- **Problem to solve**
Identify the lines that contain the word "несправність", then copy them.

** BEGIN Dataset excerpts **

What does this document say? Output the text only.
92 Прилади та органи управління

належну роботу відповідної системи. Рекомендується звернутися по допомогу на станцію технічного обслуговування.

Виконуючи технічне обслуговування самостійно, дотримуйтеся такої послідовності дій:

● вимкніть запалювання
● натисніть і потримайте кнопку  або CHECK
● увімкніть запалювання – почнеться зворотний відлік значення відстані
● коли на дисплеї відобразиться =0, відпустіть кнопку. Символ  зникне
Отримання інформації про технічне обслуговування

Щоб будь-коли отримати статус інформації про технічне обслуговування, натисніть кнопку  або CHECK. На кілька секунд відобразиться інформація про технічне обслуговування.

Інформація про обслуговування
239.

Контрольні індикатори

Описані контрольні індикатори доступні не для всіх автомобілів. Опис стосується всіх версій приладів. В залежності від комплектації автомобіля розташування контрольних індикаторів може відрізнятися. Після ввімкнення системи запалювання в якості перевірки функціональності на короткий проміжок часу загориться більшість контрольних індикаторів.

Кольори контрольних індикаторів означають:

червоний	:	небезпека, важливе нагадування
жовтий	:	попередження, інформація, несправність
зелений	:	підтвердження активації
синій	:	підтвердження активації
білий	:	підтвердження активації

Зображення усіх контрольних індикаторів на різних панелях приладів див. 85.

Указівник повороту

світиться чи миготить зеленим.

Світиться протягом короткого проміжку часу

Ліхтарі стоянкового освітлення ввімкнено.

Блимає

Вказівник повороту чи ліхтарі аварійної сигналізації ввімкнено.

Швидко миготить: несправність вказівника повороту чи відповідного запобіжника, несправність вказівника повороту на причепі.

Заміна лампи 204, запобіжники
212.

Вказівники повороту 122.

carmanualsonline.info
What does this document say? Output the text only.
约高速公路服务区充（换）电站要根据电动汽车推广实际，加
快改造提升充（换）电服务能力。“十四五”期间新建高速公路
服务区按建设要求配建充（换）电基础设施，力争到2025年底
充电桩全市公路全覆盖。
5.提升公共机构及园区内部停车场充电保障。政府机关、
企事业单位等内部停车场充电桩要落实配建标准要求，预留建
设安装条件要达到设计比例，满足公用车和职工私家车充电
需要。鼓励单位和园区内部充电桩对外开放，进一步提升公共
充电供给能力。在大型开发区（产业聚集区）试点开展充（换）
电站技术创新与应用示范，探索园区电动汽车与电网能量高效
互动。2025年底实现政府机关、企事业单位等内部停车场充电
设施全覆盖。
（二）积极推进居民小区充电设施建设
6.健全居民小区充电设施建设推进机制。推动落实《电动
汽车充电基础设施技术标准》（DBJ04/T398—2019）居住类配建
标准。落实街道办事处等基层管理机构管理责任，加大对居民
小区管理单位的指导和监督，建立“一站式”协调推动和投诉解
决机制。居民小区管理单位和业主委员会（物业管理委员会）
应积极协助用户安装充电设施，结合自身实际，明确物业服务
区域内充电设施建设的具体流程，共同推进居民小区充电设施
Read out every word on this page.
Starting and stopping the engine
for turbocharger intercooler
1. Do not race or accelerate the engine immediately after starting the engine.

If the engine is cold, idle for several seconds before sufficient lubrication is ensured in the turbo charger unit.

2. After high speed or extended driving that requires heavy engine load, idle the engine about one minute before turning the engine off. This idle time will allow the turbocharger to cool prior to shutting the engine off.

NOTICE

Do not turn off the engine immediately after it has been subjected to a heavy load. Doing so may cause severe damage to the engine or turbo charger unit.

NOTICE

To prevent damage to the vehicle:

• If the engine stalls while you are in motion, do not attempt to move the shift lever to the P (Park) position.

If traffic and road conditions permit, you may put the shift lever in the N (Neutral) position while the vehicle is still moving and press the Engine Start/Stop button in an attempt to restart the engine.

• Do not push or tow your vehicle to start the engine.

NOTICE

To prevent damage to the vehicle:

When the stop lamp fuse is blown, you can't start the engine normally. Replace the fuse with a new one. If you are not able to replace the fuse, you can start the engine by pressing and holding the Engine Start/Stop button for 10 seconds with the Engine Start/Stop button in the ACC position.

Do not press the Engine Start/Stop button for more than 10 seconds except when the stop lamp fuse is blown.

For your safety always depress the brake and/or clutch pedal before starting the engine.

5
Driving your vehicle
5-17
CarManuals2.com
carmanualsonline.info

** END Dataset excerpts **

- **Written response**
жовтий	:	попередження, інформація, несправність
Швидко миготить: несправність вказівника повороту чи відповідного запобіжника, несправність вказівника повороту на причепі.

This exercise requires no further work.